## SET PROBLEM
Return every line of the listing below verbatim, with nothing added, dropped, or changed.
——————
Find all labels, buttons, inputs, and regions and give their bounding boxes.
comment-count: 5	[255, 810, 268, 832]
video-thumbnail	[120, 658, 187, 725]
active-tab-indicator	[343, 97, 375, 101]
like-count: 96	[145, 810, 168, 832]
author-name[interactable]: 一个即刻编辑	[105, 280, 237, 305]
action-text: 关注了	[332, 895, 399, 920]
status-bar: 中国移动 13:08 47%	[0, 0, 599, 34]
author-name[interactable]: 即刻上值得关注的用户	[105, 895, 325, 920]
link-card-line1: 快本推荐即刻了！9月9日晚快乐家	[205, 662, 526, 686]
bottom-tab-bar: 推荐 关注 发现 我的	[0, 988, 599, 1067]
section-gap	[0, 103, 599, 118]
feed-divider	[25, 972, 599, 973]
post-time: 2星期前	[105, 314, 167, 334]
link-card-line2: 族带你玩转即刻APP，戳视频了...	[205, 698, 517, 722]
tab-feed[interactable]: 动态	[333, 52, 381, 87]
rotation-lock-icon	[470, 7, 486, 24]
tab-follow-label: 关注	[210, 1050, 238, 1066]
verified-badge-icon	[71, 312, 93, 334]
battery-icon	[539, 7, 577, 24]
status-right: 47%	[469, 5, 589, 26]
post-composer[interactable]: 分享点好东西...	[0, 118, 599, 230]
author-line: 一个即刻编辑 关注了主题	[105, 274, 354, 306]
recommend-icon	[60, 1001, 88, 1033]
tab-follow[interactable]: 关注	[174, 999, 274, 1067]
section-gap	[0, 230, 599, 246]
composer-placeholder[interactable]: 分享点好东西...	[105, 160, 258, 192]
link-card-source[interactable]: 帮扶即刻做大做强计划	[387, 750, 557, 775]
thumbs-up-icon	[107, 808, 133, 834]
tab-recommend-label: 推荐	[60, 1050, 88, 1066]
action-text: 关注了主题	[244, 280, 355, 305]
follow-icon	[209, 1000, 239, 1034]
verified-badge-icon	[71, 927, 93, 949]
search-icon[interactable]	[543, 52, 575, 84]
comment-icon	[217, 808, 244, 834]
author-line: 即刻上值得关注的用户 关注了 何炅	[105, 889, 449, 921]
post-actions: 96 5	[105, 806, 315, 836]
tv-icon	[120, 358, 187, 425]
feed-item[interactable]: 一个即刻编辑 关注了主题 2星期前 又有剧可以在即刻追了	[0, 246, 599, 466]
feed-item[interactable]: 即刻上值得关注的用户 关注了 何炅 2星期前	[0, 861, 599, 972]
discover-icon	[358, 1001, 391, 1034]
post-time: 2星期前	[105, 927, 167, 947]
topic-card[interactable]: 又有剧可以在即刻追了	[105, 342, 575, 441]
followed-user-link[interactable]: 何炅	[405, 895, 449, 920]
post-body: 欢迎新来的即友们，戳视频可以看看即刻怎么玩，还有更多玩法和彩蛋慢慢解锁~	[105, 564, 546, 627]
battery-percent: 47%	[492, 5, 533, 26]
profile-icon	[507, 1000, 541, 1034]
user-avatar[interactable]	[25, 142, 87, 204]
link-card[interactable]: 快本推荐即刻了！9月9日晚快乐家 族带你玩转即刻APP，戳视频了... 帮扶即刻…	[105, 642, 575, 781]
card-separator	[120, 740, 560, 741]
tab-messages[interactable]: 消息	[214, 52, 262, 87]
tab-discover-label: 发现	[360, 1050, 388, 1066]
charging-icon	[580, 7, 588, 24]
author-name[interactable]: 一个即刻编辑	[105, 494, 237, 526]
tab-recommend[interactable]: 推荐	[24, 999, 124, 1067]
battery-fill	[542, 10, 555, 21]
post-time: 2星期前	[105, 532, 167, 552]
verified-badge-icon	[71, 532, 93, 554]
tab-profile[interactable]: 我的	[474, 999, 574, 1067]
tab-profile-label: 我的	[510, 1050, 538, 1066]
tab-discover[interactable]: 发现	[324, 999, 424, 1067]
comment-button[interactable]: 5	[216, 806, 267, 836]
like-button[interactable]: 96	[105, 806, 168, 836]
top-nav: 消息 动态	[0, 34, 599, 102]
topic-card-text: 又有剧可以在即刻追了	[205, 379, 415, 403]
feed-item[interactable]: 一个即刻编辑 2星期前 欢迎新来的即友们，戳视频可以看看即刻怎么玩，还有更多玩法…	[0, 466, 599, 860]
——————
## ANSWER TO THE EXERCISE
Find all labels, buttons, inputs, and regions and give their bounding boxes.
comment-count: 5	[255, 810, 268, 832]
video-thumbnail	[120, 658, 187, 725]
active-tab-indicator	[343, 97, 375, 101]
like-count: 96	[145, 810, 168, 832]
author-name[interactable]: 一个即刻编辑	[105, 280, 237, 305]
action-text: 关注了	[332, 895, 399, 920]
status-bar: 中国移动 13:08 47%	[0, 0, 599, 34]
author-name[interactable]: 即刻上值得关注的用户	[105, 895, 325, 920]
link-card-line1: 快本推荐即刻了！9月9日晚快乐家	[205, 662, 526, 686]
bottom-tab-bar: 推荐 关注 发现 我的	[0, 988, 599, 1067]
section-gap	[0, 103, 599, 118]
feed-divider	[25, 972, 599, 973]
post-time: 2星期前	[105, 314, 167, 334]
link-card-line2: 族带你玩转即刻APP，戳视频了...	[205, 698, 517, 722]
tab-feed[interactable]: 动态	[333, 52, 381, 87]
rotation-lock-icon	[470, 7, 486, 24]
tab-follow-label: 关注	[210, 1050, 238, 1066]
verified-badge-icon	[71, 312, 93, 334]
battery-icon	[539, 7, 577, 24]
status-right: 47%	[469, 5, 589, 26]
post-composer[interactable]: 分享点好东西...	[0, 118, 599, 230]
author-line: 一个即刻编辑 关注了主题	[105, 274, 354, 306]
recommend-icon	[60, 1001, 88, 1033]
tab-follow[interactable]: 关注	[174, 999, 274, 1067]
section-gap	[0, 230, 599, 246]
composer-placeholder[interactable]: 分享点好东西...	[105, 160, 258, 192]
link-card-source[interactable]: 帮扶即刻做大做强计划	[387, 750, 557, 775]
thumbs-up-icon	[107, 808, 133, 834]
tab-recommend-label: 推荐	[60, 1050, 88, 1066]
action-text: 关注了主题	[244, 280, 355, 305]
follow-icon	[209, 1000, 239, 1034]
verified-badge-icon	[71, 927, 93, 949]
search-icon[interactable]	[543, 52, 575, 84]
comment-icon	[217, 808, 244, 834]
author-line: 即刻上值得关注的用户 关注了 何炅	[105, 889, 449, 921]
post-actions: 96 5	[105, 806, 315, 836]
tv-icon	[120, 358, 187, 425]
feed-item[interactable]: 一个即刻编辑 关注了主题 2星期前 又有剧可以在即刻追了	[0, 246, 599, 466]
feed-item[interactable]: 即刻上值得关注的用户 关注了 何炅 2星期前	[0, 861, 599, 972]
discover-icon	[358, 1001, 391, 1034]
post-time: 2星期前	[105, 927, 167, 947]
topic-card[interactable]: 又有剧可以在即刻追了	[105, 342, 575, 441]
followed-user-link[interactable]: 何炅	[405, 895, 449, 920]
post-body: 欢迎新来的即友们，戳视频可以看看即刻怎么玩，还有更多玩法和彩蛋慢慢解锁~	[105, 564, 546, 627]
battery-percent: 47%	[492, 5, 533, 26]
profile-icon	[507, 1000, 541, 1034]
user-avatar[interactable]	[25, 142, 87, 204]
link-card[interactable]: 快本推荐即刻了！9月9日晚快乐家 族带你玩转即刻APP，戳视频了... 帮扶即刻…	[105, 642, 575, 781]
card-separator	[120, 740, 560, 741]
tab-messages[interactable]: 消息	[214, 52, 262, 87]
tab-discover-label: 发现	[360, 1050, 388, 1066]
charging-icon	[580, 7, 588, 24]
author-name[interactable]: 一个即刻编辑	[105, 494, 237, 526]
tab-recommend[interactable]: 推荐	[24, 999, 124, 1067]
battery-fill	[542, 10, 555, 21]
post-time: 2星期前	[105, 532, 167, 552]
verified-badge-icon	[71, 532, 93, 554]
tab-profile[interactable]: 我的	[474, 999, 574, 1067]
tab-profile-label: 我的	[510, 1050, 538, 1066]
tab-discover[interactable]: 发现	[324, 999, 424, 1067]
comment-button[interactable]: 5	[216, 806, 267, 836]
like-button[interactable]: 96	[105, 806, 168, 836]
top-nav: 消息 动态	[0, 34, 599, 102]
topic-card-text: 又有剧可以在即刻追了	[205, 379, 415, 403]
feed-item[interactable]: 一个即刻编辑 2星期前 欢迎新来的即友们，戳视频可以看看即刻怎么玩，还有更多玩法…	[0, 466, 599, 860]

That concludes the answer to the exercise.